━━━ EXCERPTED DATA
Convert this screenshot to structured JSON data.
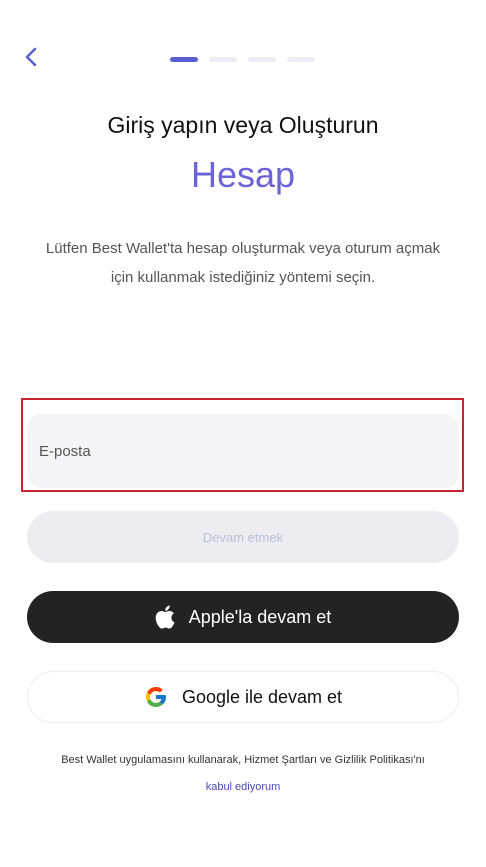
{
  "header": {
    "back_icon": "chevron-left-icon",
    "progress_steps": 4,
    "progress_active_index": 0,
    "accent_color": "#5b5fd6"
  },
  "heading": {
    "title": "Giriş yapın veya Oluşturun",
    "accent": "Hesap",
    "subtitle": "Lütfen Best Wallet'ta hesap oluşturmak veya oturum açmak için kullanmak istediğiniz yöntemi seçin."
  },
  "form": {
    "email_placeholder": "E-posta",
    "email_value": "",
    "highlight_color": "#c8242f"
  },
  "buttons": {
    "continue_label": "Devam etmek",
    "apple_label": "Apple'la devam et",
    "apple_icon": "apple-icon",
    "google_label": "Google ile devam et",
    "google_icon": "google-icon"
  },
  "terms": {
    "text": "Best Wallet uygulamasını kullanarak, Hizmet Şartları ve Gizlilik Politikası'nı",
    "link": "kabul ediyorum"
  }
}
━━━━━━
Copy the data character for character, but drop all pictures from the copy.

◆ RESULT BELOW:
Convert this screenshot to structured JSON data.
{
  "header": {
    "back_icon": "chevron-left-icon",
    "progress_steps": 4,
    "progress_active_index": 0,
    "accent_color": "#5b5fd6"
  },
  "heading": {
    "title": "Giriş yapın veya Oluşturun",
    "accent": "Hesap",
    "subtitle": "Lütfen Best Wallet'ta hesap oluşturmak veya oturum açmak için kullanmak istediğiniz yöntemi seçin."
  },
  "form": {
    "email_placeholder": "E-posta",
    "email_value": "",
    "highlight_color": "#c8242f"
  },
  "buttons": {
    "continue_label": "Devam etmek",
    "apple_label": "Apple'la devam et",
    "apple_icon": "apple-icon",
    "google_label": "Google ile devam et",
    "google_icon": "google-icon"
  },
  "terms": {
    "text": "Best Wallet uygulamasını kullanarak, Hizmet Şartları ve Gizlilik Politikası'nı",
    "link": "kabul ediyorum"
  }
}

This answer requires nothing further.